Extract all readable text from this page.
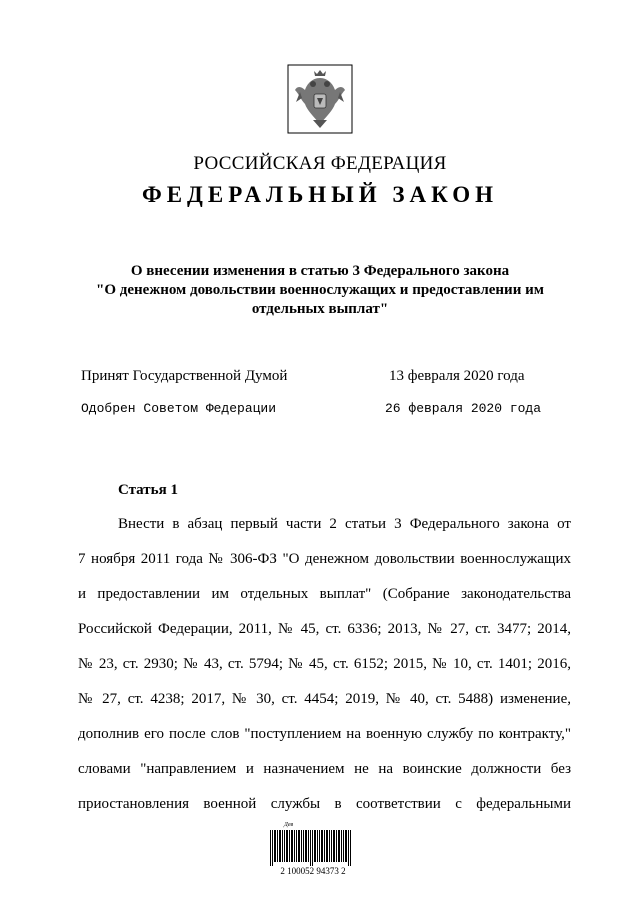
РОССИЙСКАЯ ФЕДЕРАЦИЯ
ФЕДЕРАЛЬНЫЙ ЗАКОН
О внесении изменения в статью 3 Федерального закона
"О денежном довольствии военнослужащих и предоставлении им
отдельных выплат"
Принят Государственной Думой	13 февраля 2020 года
Одобрен Советом Федерации	26 февраля 2020 года
Статья 1
Внести в абзац первый части 2 статьи 3 Федерального закона от
7 ноября 2011 года № 306-ФЗ "О денежном довольствии военнослужащих
и предоставлении им отдельных выплат" (Собрание законодательства
Российской Федерации, 2011, № 45, ст. 6336; 2013, № 27, ст. 3477; 2014,
№ 23, ст. 2930; № 43, ст. 5794; № 45, ст. 6152; 2015, № 10, ст. 1401; 2016,
№ 27, ст. 4238; 2017, № 30, ст. 4454; 2019, № 40, ст. 5488) изменение,
дополнив его после слов "поступлением на военную службу по контракту,"
словами "направлением и назначением не на воинские должности без
приостановления военной службы в соответствии с федеральными
Дев
2 100052 94373 2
========
Do not include images; quote all of the entries above exactly.

#### Solution for this task
Extract all readable text from this page.
РОССИЙСКАЯ ФЕДЕРАЦИЯ
ФЕДЕРАЛЬНЫЙ ЗАКОН
О внесении изменения в статью 3 Федерального закона
"О денежном довольствии военнослужащих и предоставлении им
отдельных выплат"
Принят Государственной Думой	13 февраля 2020 года
Одобрен Советом Федерации	26 февраля 2020 года
Статья 1
Внести в абзац первый части 2 статьи 3 Федерального закона от
7 ноября 2011 года № 306-ФЗ "О денежном довольствии военнослужащих
и предоставлении им отдельных выплат" (Собрание законодательства
Российской Федерации, 2011, № 45, ст. 6336; 2013, № 27, ст. 3477; 2014,
№ 23, ст. 2930; № 43, ст. 5794; № 45, ст. 6152; 2015, № 10, ст. 1401; 2016,
№ 27, ст. 4238; 2017, № 30, ст. 4454; 2019, № 40, ст. 5488) изменение,
дополнив его после слов "поступлением на военную службу по контракту,"
словами "направлением и назначением не на воинские должности без
приостановления военной службы в соответствии с федеральными
Дев
2 100052 94373 2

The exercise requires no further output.